Copy every line of the listing below verbatim, omitting the picture placeholders.

========================================

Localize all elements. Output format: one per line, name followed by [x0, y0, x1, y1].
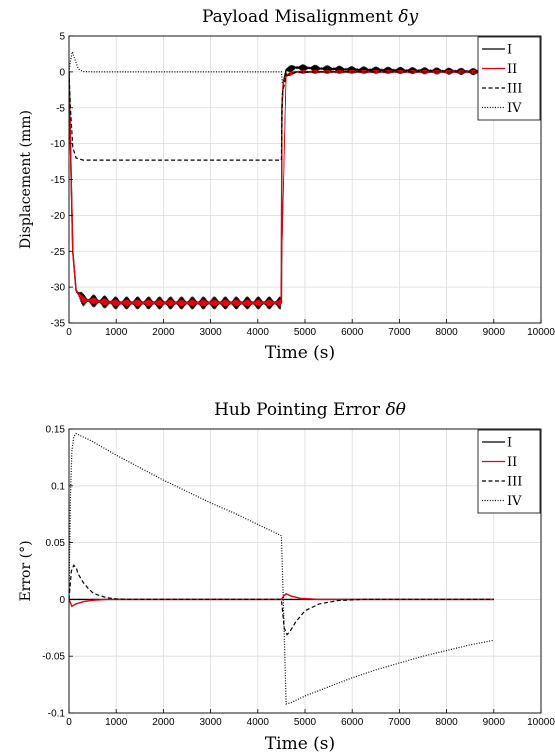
chart-title: Hub Pointing Error δθ [214, 400, 406, 420]
y-tick-label: -5 [56, 103, 65, 114]
legend-label-II: II [507, 455, 517, 470]
x-tick-label: 3000 [199, 327, 222, 338]
x-tick-label: 3000 [199, 717, 222, 728]
x-tick-label: 0 [66, 717, 72, 728]
x-tick-label: 1000 [105, 327, 128, 338]
series-II-line [69, 592, 494, 608]
y-axis-label: Displacement (mm) [18, 110, 34, 249]
y-axis-label: Error (°) [18, 540, 34, 601]
legend-label-IV: IV [507, 101, 522, 116]
legend-label-III: III [507, 475, 522, 490]
y-tick-label: -10 [51, 139, 66, 150]
y-tick-label: 0 [59, 595, 65, 606]
chart-2: 0 1000 2000 3000 4000 5000 6000 7000 8000 9000 100… [18, 400, 555, 754]
x-tick-label: 6000 [341, 327, 364, 338]
x-tick-label: 10000 [527, 717, 555, 728]
x-tick-label: 1000 [105, 717, 128, 728]
x-tick-label: 2000 [152, 327, 175, 338]
series-IV-line [69, 432, 494, 705]
y-tick-label: -20 [51, 211, 66, 222]
y-tick-label: -0.1 [48, 709, 66, 720]
chart-title: Payload Misalignment δy [202, 7, 419, 27]
series-group [69, 432, 494, 705]
legend-label-III: III [507, 82, 522, 97]
x-tick-label: 4000 [247, 717, 270, 728]
legend-label-IV: IV [507, 494, 522, 509]
y-tick-label: 0 [59, 67, 65, 78]
y-tick-label: 0.15 [46, 425, 66, 436]
series-group [69, 49, 494, 310]
series-IV-line [69, 49, 494, 83]
x-tick-label: 4000 [247, 327, 270, 338]
y-tick-label: -15 [51, 175, 66, 186]
x-tick-label: 5000 [294, 327, 317, 338]
x-tick-label: 9000 [483, 327, 506, 338]
y-tick-label: 5 [59, 32, 65, 43]
x-tick-label: 7000 [388, 327, 411, 338]
x-tick-label: 0 [66, 327, 72, 338]
x-tick-label: 9000 [483, 717, 506, 728]
y-tick-label: -25 [51, 247, 66, 258]
series-III-line [69, 71, 494, 161]
x-tick-label: 10000 [527, 327, 555, 338]
x-axis-label: Time (s) [265, 734, 335, 754]
y-tick-label: 0.1 [51, 481, 65, 492]
legend-label-I: I [507, 43, 512, 58]
x-axis-label: Time (s) [265, 343, 335, 363]
legend-box [477, 429, 541, 514]
legend-label-I: I [507, 436, 512, 451]
x-tick-label: 8000 [435, 327, 458, 338]
legend-label-II: II [507, 62, 517, 77]
x-tick-label: 5000 [294, 717, 317, 728]
y-tick-label: 0.05 [46, 538, 66, 549]
chart-1: 0 1000 2000 3000 4000 5000 6000 7000 8000 9000 100… [18, 7, 555, 363]
x-tick-label: 6000 [341, 717, 364, 728]
y-tick-label: -0.05 [42, 652, 65, 663]
x-tick-label: 7000 [388, 717, 411, 728]
series-III-line [69, 564, 494, 636]
x-tick-label: 8000 [435, 717, 458, 728]
x-tick-label: 2000 [152, 717, 175, 728]
y-tick-label: -30 [51, 283, 66, 294]
y-tick-label: -35 [51, 319, 66, 330]
legend-box [477, 36, 541, 121]
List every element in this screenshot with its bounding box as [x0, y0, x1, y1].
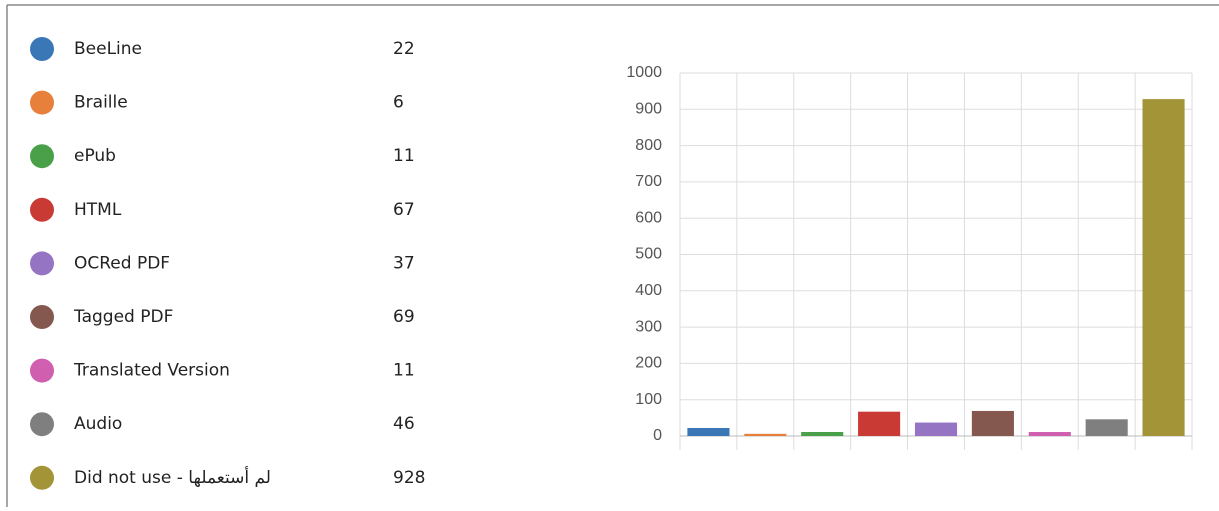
legend-label: Did not use - لم أستعملها [74, 466, 271, 488]
bar [971, 410, 1014, 436]
legend-swatch [30, 90, 54, 115]
legend-swatch [30, 358, 54, 383]
legend-swatch [30, 37, 54, 61]
bar [1142, 99, 1185, 437]
legend-label: Audio [74, 414, 122, 434]
legend-label: BeeLine [74, 39, 142, 59]
legend-count: 11 [393, 146, 415, 166]
legend-count: 22 [393, 39, 415, 59]
legend-label: OCRed PDF [74, 253, 170, 273]
legend-swatch [30, 251, 54, 276]
bar [914, 422, 958, 436]
y-tick-label: 800 [635, 137, 662, 154]
legend-count: 69 [393, 307, 415, 327]
y-tick-label: 700 [635, 173, 662, 190]
y-tick-label: 900 [635, 101, 662, 118]
bar [801, 432, 844, 436]
bar [858, 411, 901, 436]
y-tick-label: 600 [635, 209, 662, 226]
y-tick-label: 0 [653, 427, 662, 444]
legend-swatch [30, 412, 54, 437]
bar [1028, 432, 1071, 436]
legend-swatch [30, 465, 54, 490]
legend-label: HTML [74, 200, 122, 220]
y-tick-label: 1000 [626, 64, 662, 81]
legend-count: 37 [393, 253, 415, 273]
legend-swatch [30, 197, 54, 222]
legend-swatch [30, 144, 54, 169]
legend-label: ePub [74, 146, 116, 166]
bar [1085, 419, 1128, 436]
y-tick-label: 500 [635, 246, 662, 263]
legend-label: Braille [74, 93, 128, 113]
legend-count: 11 [393, 361, 415, 381]
bar [687, 428, 730, 436]
bar [744, 433, 787, 436]
legend-count: 67 [393, 200, 415, 220]
y-tick-label: 400 [635, 282, 662, 299]
y-tick-label: 200 [635, 355, 662, 372]
legend-count: 46 [393, 414, 415, 434]
legend-label: Tagged PDF [73, 307, 173, 327]
y-tick-label: 100 [635, 391, 662, 408]
legend-label: Translated Version [73, 361, 230, 381]
legend-swatch [30, 305, 54, 329]
legend-count: 6 [393, 93, 404, 113]
y-tick-label: 300 [635, 318, 662, 335]
legend-count: 928 [393, 468, 425, 488]
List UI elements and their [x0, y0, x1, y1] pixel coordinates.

========================================

> [The answer]
Localize all elements. Output format: one per line, name followed by [x0, y0, x1, y1].
chart-title: Hub Pointing Error δθ [214, 400, 406, 420]
y-tick-label: -5 [56, 103, 65, 114]
legend-label-II: II [507, 455, 517, 470]
x-tick-label: 3000 [199, 327, 222, 338]
x-tick-label: 3000 [199, 717, 222, 728]
x-tick-label: 0 [66, 717, 72, 728]
x-tick-label: 1000 [105, 327, 128, 338]
series-II-line [69, 592, 494, 608]
y-axis-label: Displacement (mm) [18, 110, 34, 249]
y-axis-label: Error (°) [18, 540, 34, 601]
legend-label-IV: IV [507, 101, 522, 116]
legend-label-III: III [507, 475, 522, 490]
y-tick-label: -10 [51, 139, 66, 150]
y-tick-label: 0 [59, 595, 65, 606]
chart-2: 0 1000 2000 3000 4000 5000 6000 7000 8000 9000 100… [18, 400, 555, 754]
x-tick-label: 6000 [341, 327, 364, 338]
x-tick-label: 10000 [527, 717, 555, 728]
x-tick-label: 1000 [105, 717, 128, 728]
x-tick-label: 2000 [152, 327, 175, 338]
series-IV-line [69, 432, 494, 705]
y-tick-label: -20 [51, 211, 66, 222]
y-tick-label: -0.1 [48, 709, 66, 720]
chart-title: Payload Misalignment δy [202, 7, 419, 27]
series-group [69, 432, 494, 705]
legend-label-III: III [507, 82, 522, 97]
x-tick-label: 4000 [247, 717, 270, 728]
legend-label-IV: IV [507, 494, 522, 509]
y-tick-label: 0 [59, 67, 65, 78]
y-tick-label: 0.15 [46, 425, 66, 436]
series-group [69, 49, 494, 310]
series-IV-line [69, 49, 494, 83]
x-tick-label: 4000 [247, 327, 270, 338]
y-tick-label: -15 [51, 175, 66, 186]
x-tick-label: 5000 [294, 327, 317, 338]
x-tick-label: 9000 [483, 327, 506, 338]
y-tick-label: 5 [59, 32, 65, 43]
x-tick-label: 7000 [388, 327, 411, 338]
x-tick-label: 0 [66, 327, 72, 338]
x-tick-label: 9000 [483, 717, 506, 728]
y-tick-label: -25 [51, 247, 66, 258]
series-III-line [69, 71, 494, 161]
x-tick-label: 10000 [527, 327, 555, 338]
x-axis-label: Time (s) [265, 734, 335, 754]
y-tick-label: 0.1 [51, 481, 65, 492]
legend-label-I: I [507, 43, 512, 58]
x-axis-label: Time (s) [265, 343, 335, 363]
legend-box [477, 429, 541, 514]
legend-label-I: I [507, 436, 512, 451]
x-tick-label: 8000 [435, 327, 458, 338]
legend-label-II: II [507, 62, 517, 77]
x-tick-label: 5000 [294, 717, 317, 728]
y-tick-label: 0.05 [46, 538, 66, 549]
chart-1: 0 1000 2000 3000 4000 5000 6000 7000 8000 9000 100… [18, 7, 555, 363]
x-tick-label: 6000 [341, 717, 364, 728]
y-tick-label: -0.05 [42, 652, 65, 663]
x-tick-label: 7000 [388, 717, 411, 728]
series-III-line [69, 564, 494, 636]
x-tick-label: 8000 [435, 717, 458, 728]
x-tick-label: 2000 [152, 717, 175, 728]
y-tick-label: -30 [51, 283, 66, 294]
y-tick-label: -35 [51, 319, 66, 330]
legend-box [477, 36, 541, 121]
List every element in this screenshot with its bounding box as [x0, y0, x1, y1].
legend-label: Did not use - لم أستعملها [74, 466, 271, 488]
bar [971, 410, 1014, 436]
legend-swatch [30, 90, 54, 115]
legend-swatch [30, 358, 54, 383]
legend-swatch [30, 37, 54, 61]
bar [1142, 99, 1185, 437]
legend-label: Audio [74, 414, 122, 434]
legend-label: BeeLine [74, 39, 142, 59]
legend-count: 11 [393, 146, 415, 166]
legend-count: 22 [393, 39, 415, 59]
legend-label: OCRed PDF [74, 253, 170, 273]
legend-swatch [30, 251, 54, 276]
bar [914, 422, 958, 436]
y-tick-label: 800 [635, 137, 662, 154]
legend-count: 69 [393, 307, 415, 327]
y-tick-label: 700 [635, 173, 662, 190]
y-tick-label: 900 [635, 101, 662, 118]
bar [801, 432, 844, 436]
bar [858, 411, 901, 436]
y-tick-label: 600 [635, 209, 662, 226]
y-tick-label: 0 [653, 427, 662, 444]
legend-swatch [30, 412, 54, 437]
bar [1028, 432, 1071, 436]
legend-swatch [30, 465, 54, 490]
legend-label: HTML [74, 200, 122, 220]
y-tick-label: 1000 [626, 64, 662, 81]
legend-count: 37 [393, 253, 415, 273]
legend-swatch [30, 197, 54, 222]
legend-swatch [30, 144, 54, 169]
legend-label: ePub [74, 146, 116, 166]
bar [1085, 419, 1128, 436]
y-tick-label: 500 [635, 246, 662, 263]
legend-label: Braille [74, 93, 128, 113]
legend-count: 11 [393, 361, 415, 381]
bar [687, 428, 730, 436]
bar [744, 433, 787, 436]
legend-count: 67 [393, 200, 415, 220]
y-tick-label: 400 [635, 282, 662, 299]
y-tick-label: 200 [635, 355, 662, 372]
legend-count: 46 [393, 414, 415, 434]
legend-label: Tagged PDF [73, 307, 173, 327]
y-tick-label: 100 [635, 391, 662, 408]
legend-label: Translated Version [73, 361, 230, 381]
legend-swatch [30, 305, 54, 329]
legend-count: 6 [393, 93, 404, 113]
y-tick-label: 300 [635, 318, 662, 335]
legend-count: 928 [393, 468, 425, 488]
List UI elements and their [x0, y0, x1, y1] pixel coordinates.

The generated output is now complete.